▸ GIVEN INSTRUCTION
Output all entries verbatim. Skip pictures.

── INPUT DATA

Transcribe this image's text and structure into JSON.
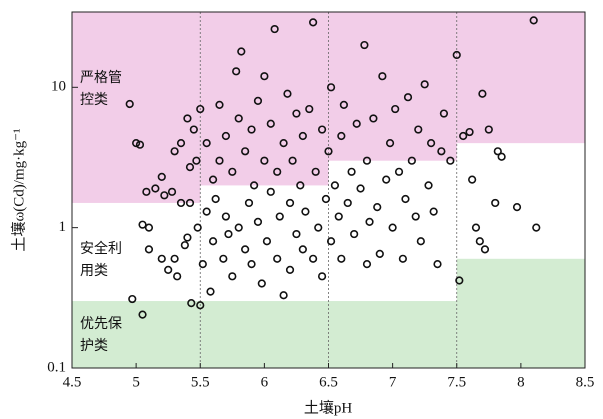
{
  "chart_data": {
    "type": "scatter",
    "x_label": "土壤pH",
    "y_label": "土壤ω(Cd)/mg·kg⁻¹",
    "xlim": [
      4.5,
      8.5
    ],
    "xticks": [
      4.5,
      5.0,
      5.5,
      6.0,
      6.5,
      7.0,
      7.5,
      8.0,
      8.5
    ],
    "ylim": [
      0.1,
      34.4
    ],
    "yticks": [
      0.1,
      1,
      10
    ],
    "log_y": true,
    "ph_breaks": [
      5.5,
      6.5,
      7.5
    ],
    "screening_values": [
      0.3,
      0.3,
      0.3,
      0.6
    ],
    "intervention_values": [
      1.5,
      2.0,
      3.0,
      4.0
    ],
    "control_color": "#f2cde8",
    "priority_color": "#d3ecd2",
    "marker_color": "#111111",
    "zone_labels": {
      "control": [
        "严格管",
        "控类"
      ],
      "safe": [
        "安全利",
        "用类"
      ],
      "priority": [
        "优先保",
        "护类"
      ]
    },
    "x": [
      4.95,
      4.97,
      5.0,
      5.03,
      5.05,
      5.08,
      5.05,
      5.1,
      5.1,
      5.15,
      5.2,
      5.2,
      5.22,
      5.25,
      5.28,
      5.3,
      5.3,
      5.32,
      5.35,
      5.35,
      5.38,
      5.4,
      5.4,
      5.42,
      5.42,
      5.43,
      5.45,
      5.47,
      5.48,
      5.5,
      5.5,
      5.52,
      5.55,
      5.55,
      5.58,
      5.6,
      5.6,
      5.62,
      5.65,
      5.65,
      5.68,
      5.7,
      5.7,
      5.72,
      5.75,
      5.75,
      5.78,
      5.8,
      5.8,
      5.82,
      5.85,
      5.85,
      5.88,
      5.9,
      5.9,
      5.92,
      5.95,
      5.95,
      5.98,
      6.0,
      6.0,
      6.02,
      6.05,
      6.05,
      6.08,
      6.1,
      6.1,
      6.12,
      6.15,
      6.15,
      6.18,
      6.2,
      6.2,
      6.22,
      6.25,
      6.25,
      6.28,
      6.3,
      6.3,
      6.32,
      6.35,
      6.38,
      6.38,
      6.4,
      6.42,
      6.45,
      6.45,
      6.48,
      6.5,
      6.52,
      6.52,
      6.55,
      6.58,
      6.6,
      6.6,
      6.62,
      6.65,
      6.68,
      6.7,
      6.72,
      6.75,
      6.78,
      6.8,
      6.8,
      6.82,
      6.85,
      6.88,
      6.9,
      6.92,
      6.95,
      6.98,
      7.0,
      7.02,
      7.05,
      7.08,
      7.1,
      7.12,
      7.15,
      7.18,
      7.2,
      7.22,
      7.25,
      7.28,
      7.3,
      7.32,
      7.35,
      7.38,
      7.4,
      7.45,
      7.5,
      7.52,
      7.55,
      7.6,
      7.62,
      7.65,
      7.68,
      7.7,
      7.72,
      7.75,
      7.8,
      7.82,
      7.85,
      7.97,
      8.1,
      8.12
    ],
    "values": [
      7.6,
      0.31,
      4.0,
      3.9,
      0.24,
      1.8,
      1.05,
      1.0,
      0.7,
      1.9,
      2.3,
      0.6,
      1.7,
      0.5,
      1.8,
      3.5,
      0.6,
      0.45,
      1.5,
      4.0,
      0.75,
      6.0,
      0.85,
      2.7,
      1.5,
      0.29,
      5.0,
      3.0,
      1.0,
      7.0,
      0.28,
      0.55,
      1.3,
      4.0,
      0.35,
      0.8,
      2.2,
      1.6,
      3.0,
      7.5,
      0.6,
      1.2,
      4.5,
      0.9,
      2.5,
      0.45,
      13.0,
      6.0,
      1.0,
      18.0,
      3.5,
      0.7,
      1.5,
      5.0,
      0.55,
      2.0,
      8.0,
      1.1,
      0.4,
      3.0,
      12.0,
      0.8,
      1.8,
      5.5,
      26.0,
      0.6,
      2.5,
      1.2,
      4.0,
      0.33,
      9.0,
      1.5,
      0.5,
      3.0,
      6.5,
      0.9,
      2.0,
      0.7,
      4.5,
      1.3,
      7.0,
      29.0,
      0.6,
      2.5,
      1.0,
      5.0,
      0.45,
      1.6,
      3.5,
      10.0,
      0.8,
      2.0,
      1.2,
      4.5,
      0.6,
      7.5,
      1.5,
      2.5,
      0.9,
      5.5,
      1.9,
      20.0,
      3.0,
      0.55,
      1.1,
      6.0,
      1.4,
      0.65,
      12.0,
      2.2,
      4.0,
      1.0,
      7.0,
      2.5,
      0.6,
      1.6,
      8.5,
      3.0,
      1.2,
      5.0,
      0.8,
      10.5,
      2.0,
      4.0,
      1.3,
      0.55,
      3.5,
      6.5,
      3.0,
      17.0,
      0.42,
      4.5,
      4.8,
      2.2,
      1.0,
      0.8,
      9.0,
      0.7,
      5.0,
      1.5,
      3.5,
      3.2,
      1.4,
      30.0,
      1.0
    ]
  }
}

────

▸ EXERCISE RESPONSE
Transcribe this image's text and structure into JSON.
{
  "chart_data": {
    "type": "scatter",
    "x_label": "土壤pH",
    "y_label": "土壤ω(Cd)/mg·kg⁻¹",
    "xlim": [
      4.5,
      8.5
    ],
    "xticks": [
      4.5,
      5.0,
      5.5,
      6.0,
      6.5,
      7.0,
      7.5,
      8.0,
      8.5
    ],
    "ylim": [
      0.1,
      34.4
    ],
    "yticks": [
      0.1,
      1,
      10
    ],
    "log_y": true,
    "ph_breaks": [
      5.5,
      6.5,
      7.5
    ],
    "screening_values": [
      0.3,
      0.3,
      0.3,
      0.6
    ],
    "intervention_values": [
      1.5,
      2.0,
      3.0,
      4.0
    ],
    "control_color": "#f2cde8",
    "priority_color": "#d3ecd2",
    "marker_color": "#111111",
    "zone_labels": {
      "control": [
        "严格管",
        "控类"
      ],
      "safe": [
        "安全利",
        "用类"
      ],
      "priority": [
        "优先保",
        "护类"
      ]
    },
    "x": [
      4.95,
      4.97,
      5.0,
      5.03,
      5.05,
      5.08,
      5.05,
      5.1,
      5.1,
      5.15,
      5.2,
      5.2,
      5.22,
      5.25,
      5.28,
      5.3,
      5.3,
      5.32,
      5.35,
      5.35,
      5.38,
      5.4,
      5.4,
      5.42,
      5.42,
      5.43,
      5.45,
      5.47,
      5.48,
      5.5,
      5.5,
      5.52,
      5.55,
      5.55,
      5.58,
      5.6,
      5.6,
      5.62,
      5.65,
      5.65,
      5.68,
      5.7,
      5.7,
      5.72,
      5.75,
      5.75,
      5.78,
      5.8,
      5.8,
      5.82,
      5.85,
      5.85,
      5.88,
      5.9,
      5.9,
      5.92,
      5.95,
      5.95,
      5.98,
      6.0,
      6.0,
      6.02,
      6.05,
      6.05,
      6.08,
      6.1,
      6.1,
      6.12,
      6.15,
      6.15,
      6.18,
      6.2,
      6.2,
      6.22,
      6.25,
      6.25,
      6.28,
      6.3,
      6.3,
      6.32,
      6.35,
      6.38,
      6.38,
      6.4,
      6.42,
      6.45,
      6.45,
      6.48,
      6.5,
      6.52,
      6.52,
      6.55,
      6.58,
      6.6,
      6.6,
      6.62,
      6.65,
      6.68,
      6.7,
      6.72,
      6.75,
      6.78,
      6.8,
      6.8,
      6.82,
      6.85,
      6.88,
      6.9,
      6.92,
      6.95,
      6.98,
      7.0,
      7.02,
      7.05,
      7.08,
      7.1,
      7.12,
      7.15,
      7.18,
      7.2,
      7.22,
      7.25,
      7.28,
      7.3,
      7.32,
      7.35,
      7.38,
      7.4,
      7.45,
      7.5,
      7.52,
      7.55,
      7.6,
      7.62,
      7.65,
      7.68,
      7.7,
      7.72,
      7.75,
      7.8,
      7.82,
      7.85,
      7.97,
      8.1,
      8.12
    ],
    "values": [
      7.6,
      0.31,
      4.0,
      3.9,
      0.24,
      1.8,
      1.05,
      1.0,
      0.7,
      1.9,
      2.3,
      0.6,
      1.7,
      0.5,
      1.8,
      3.5,
      0.6,
      0.45,
      1.5,
      4.0,
      0.75,
      6.0,
      0.85,
      2.7,
      1.5,
      0.29,
      5.0,
      3.0,
      1.0,
      7.0,
      0.28,
      0.55,
      1.3,
      4.0,
      0.35,
      0.8,
      2.2,
      1.6,
      3.0,
      7.5,
      0.6,
      1.2,
      4.5,
      0.9,
      2.5,
      0.45,
      13.0,
      6.0,
      1.0,
      18.0,
      3.5,
      0.7,
      1.5,
      5.0,
      0.55,
      2.0,
      8.0,
      1.1,
      0.4,
      3.0,
      12.0,
      0.8,
      1.8,
      5.5,
      26.0,
      0.6,
      2.5,
      1.2,
      4.0,
      0.33,
      9.0,
      1.5,
      0.5,
      3.0,
      6.5,
      0.9,
      2.0,
      0.7,
      4.5,
      1.3,
      7.0,
      29.0,
      0.6,
      2.5,
      1.0,
      5.0,
      0.45,
      1.6,
      3.5,
      10.0,
      0.8,
      2.0,
      1.2,
      4.5,
      0.6,
      7.5,
      1.5,
      2.5,
      0.9,
      5.5,
      1.9,
      20.0,
      3.0,
      0.55,
      1.1,
      6.0,
      1.4,
      0.65,
      12.0,
      2.2,
      4.0,
      1.0,
      7.0,
      2.5,
      0.6,
      1.6,
      8.5,
      3.0,
      1.2,
      5.0,
      0.8,
      10.5,
      2.0,
      4.0,
      1.3,
      0.55,
      3.5,
      6.5,
      3.0,
      17.0,
      0.42,
      4.5,
      4.8,
      2.2,
      1.0,
      0.8,
      9.0,
      0.7,
      5.0,
      1.5,
      3.5,
      3.2,
      1.4,
      30.0,
      1.0
    ]
  }
}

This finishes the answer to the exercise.